Collected data entries:
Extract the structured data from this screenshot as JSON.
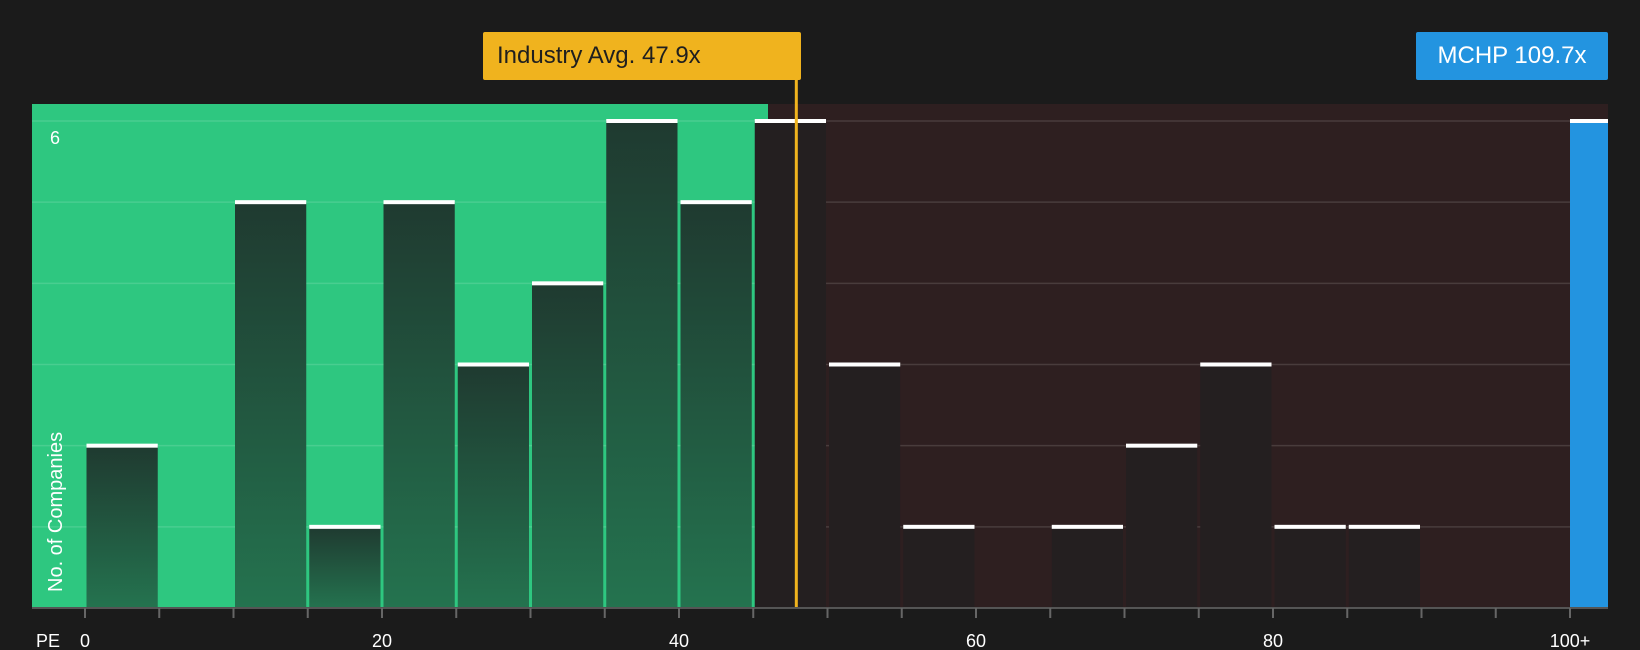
{
  "chart_data": {
    "type": "bar",
    "xlabel": "PE",
    "ylabel": "No. of Companies",
    "xlim": [
      -5,
      105
    ],
    "ylim": [
      0,
      6.2
    ],
    "x_ticks": [
      "0",
      "20",
      "40",
      "60",
      "80",
      "100+"
    ],
    "y_ticks": [
      "6"
    ],
    "grid": true,
    "bin_width": 5,
    "bins": [
      {
        "start": 0,
        "count": 2
      },
      {
        "start": 5,
        "count": 0
      },
      {
        "start": 10,
        "count": 5
      },
      {
        "start": 15,
        "count": 1
      },
      {
        "start": 20,
        "count": 5
      },
      {
        "start": 25,
        "count": 3
      },
      {
        "start": 30,
        "count": 4
      },
      {
        "start": 35,
        "count": 6
      },
      {
        "start": 40,
        "count": 5
      },
      {
        "start": 45,
        "count": 6
      },
      {
        "start": 50,
        "count": 3
      },
      {
        "start": 55,
        "count": 1
      },
      {
        "start": 60,
        "count": 0
      },
      {
        "start": 65,
        "count": 1
      },
      {
        "start": 70,
        "count": 2
      },
      {
        "start": 75,
        "count": 3
      },
      {
        "start": 80,
        "count": 1
      },
      {
        "start": 85,
        "count": 1
      },
      {
        "start": 90,
        "count": 0
      },
      {
        "start": 95,
        "count": 0
      }
    ],
    "subject": {
      "label": "MCHP 109.7x",
      "pe": 109.7,
      "count": 6,
      "color": "#2394e0"
    },
    "industry_avg": {
      "label": "Industry Avg. 47.9x",
      "pe": 47.9,
      "color": "#f0b31e"
    },
    "regions": {
      "below_avg_color": "#2ec780",
      "above_avg_color": "#2e1f20"
    }
  }
}
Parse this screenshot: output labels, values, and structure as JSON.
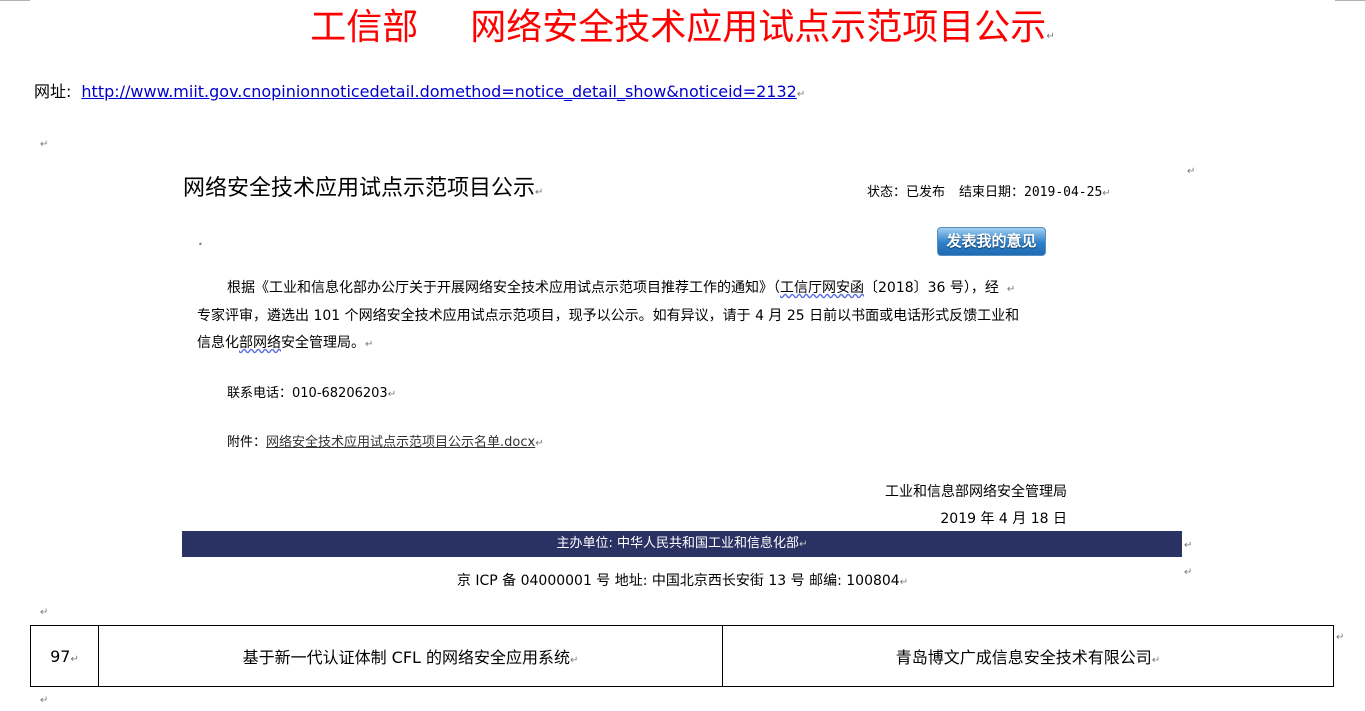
{
  "header": {
    "title_left": "工信部",
    "title_right": "网络安全技术应用试点示范项目公示"
  },
  "url": {
    "label": "网址:",
    "link": "http://www.miit.gov.cnopinionnoticedetail.domethod=notice_detail_show&noticeid=2132"
  },
  "notice": {
    "title": "网络安全技术应用试点示范项目公示",
    "status": "状态：已发布",
    "end_date": "结束日期：2019-04-25",
    "comment_button": "发表我的意见",
    "para_lines": [
      "根据《工业和信息化部办公厅关于开展网络安全技术应用试点示范项目推荐工作的通知》（",
      "工信厅网安函",
      "〔2018〕36 号），经",
      "专家评审，遴选出 101 个网络安全技术应用试点示范项目，现予以公示。如有异议，请于 4 月 25 日前以书面或电话形式反馈工业和",
      "信息化",
      "部网络",
      "安全管理局。"
    ],
    "contact": "联系电话：010-68206203",
    "attachment_label": "附件：",
    "attachment_file": "网络安全技术应用试点示范项目公示名单.docx",
    "signature_org": "工业和信息部网络安全管理局",
    "signature_date": "2019 年 4 月 18 日"
  },
  "footer": {
    "host": "主办单位: 中华人民共和国工业和信息化部",
    "icp": "京 ICP 备  04000001 号  地址:  中国北京西长安街 13 号  邮编: 100804"
  },
  "table": {
    "rows": [
      {
        "no": "97",
        "project": "基于新一代认证体制 CFL 的网络安全应用系统",
        "company": "青岛博文广成信息安全技术有限公司"
      }
    ]
  },
  "marks": {
    "paragraph": "↵"
  },
  "colors": {
    "title": "#ff0000",
    "link": "#0000cc",
    "footer_bar": "#2a3163",
    "button": "#2d7fc8"
  }
}
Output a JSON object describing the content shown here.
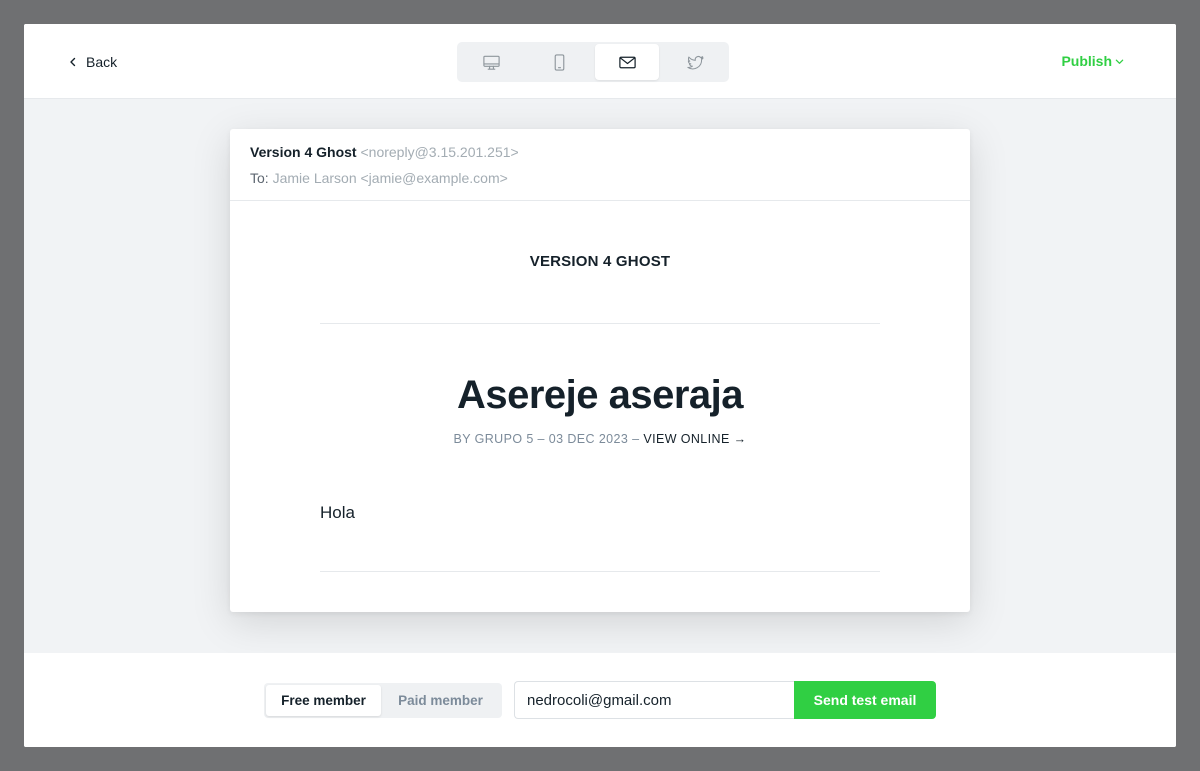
{
  "header": {
    "back_label": "Back",
    "preview_modes": [
      {
        "name": "desktop",
        "icon": "desktop-icon",
        "active": false
      },
      {
        "name": "mobile",
        "icon": "mobile-icon",
        "active": false
      },
      {
        "name": "email",
        "icon": "mail-icon",
        "active": true
      },
      {
        "name": "social",
        "icon": "twitter-icon",
        "active": false
      }
    ],
    "publish_label": "Publish"
  },
  "email": {
    "from_name": "Version 4 Ghost",
    "from_address": "<noreply@3.15.201.251>",
    "to_label": "To:",
    "to_address": "Jamie Larson <jamie@example.com>",
    "site_title": "VERSION 4 GHOST",
    "post_title": "Asereje aseraja",
    "byline": "BY GRUPO 5 – 03 DEC 2023 – ",
    "view_online": "VIEW ONLINE →",
    "body": "Hola"
  },
  "footer": {
    "free_member_label": "Free member",
    "paid_member_label": "Paid member",
    "test_email_value": "nedrocoli@gmail.com",
    "send_label": "Send test email"
  },
  "colors": {
    "accent_green": "#30cf43",
    "overlay": "#6f7072",
    "canvas": "#f1f3f5"
  }
}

TASK REQUIREMENTS:
Lines of the listing that contain the word "this" are to be counted; report only their number.

THE SOLUTION:
2